**Stated task**
Select from the records below every line that has the word "name" in it.

**Provided material**
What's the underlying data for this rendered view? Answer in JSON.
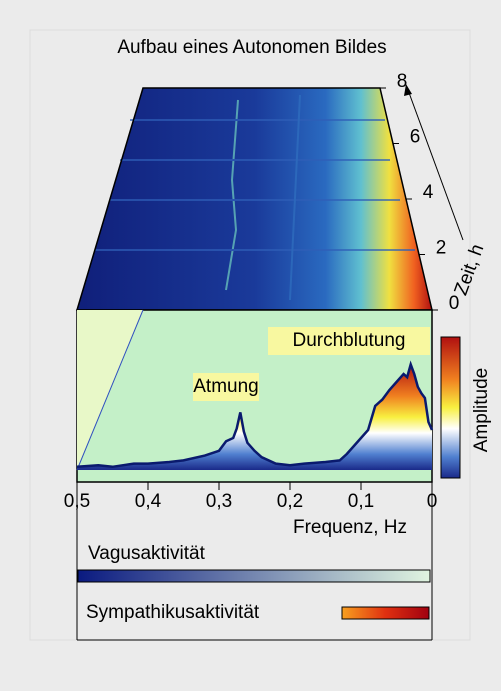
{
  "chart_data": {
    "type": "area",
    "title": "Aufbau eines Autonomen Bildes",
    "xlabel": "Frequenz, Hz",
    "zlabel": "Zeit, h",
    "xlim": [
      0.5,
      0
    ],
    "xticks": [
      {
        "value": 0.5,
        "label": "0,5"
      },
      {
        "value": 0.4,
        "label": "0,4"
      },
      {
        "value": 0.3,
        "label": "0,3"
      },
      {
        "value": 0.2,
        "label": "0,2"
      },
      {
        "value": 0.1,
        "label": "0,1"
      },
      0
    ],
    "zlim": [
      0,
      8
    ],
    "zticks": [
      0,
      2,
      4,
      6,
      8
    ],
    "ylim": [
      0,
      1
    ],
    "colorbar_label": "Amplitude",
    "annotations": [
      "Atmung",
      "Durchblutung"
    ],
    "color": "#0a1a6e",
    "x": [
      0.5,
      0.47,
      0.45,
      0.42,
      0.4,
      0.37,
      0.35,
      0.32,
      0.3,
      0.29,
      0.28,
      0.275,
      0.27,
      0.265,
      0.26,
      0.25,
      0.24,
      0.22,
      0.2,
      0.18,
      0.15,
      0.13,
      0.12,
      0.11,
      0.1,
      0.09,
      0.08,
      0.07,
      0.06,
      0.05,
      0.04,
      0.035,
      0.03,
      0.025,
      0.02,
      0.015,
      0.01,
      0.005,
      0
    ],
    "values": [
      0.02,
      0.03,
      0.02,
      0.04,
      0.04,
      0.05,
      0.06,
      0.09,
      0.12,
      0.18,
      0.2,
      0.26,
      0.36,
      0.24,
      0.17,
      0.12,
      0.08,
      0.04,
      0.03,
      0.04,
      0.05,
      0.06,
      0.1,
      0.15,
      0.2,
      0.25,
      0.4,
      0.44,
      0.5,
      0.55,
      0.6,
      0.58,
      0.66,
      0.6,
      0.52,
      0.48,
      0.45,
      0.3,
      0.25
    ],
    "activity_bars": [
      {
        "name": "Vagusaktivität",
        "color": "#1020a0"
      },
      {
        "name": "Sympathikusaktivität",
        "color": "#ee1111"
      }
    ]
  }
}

**Worked solution**
        "name": "Vagusaktivität",
        "name": "Sympathikusaktivität",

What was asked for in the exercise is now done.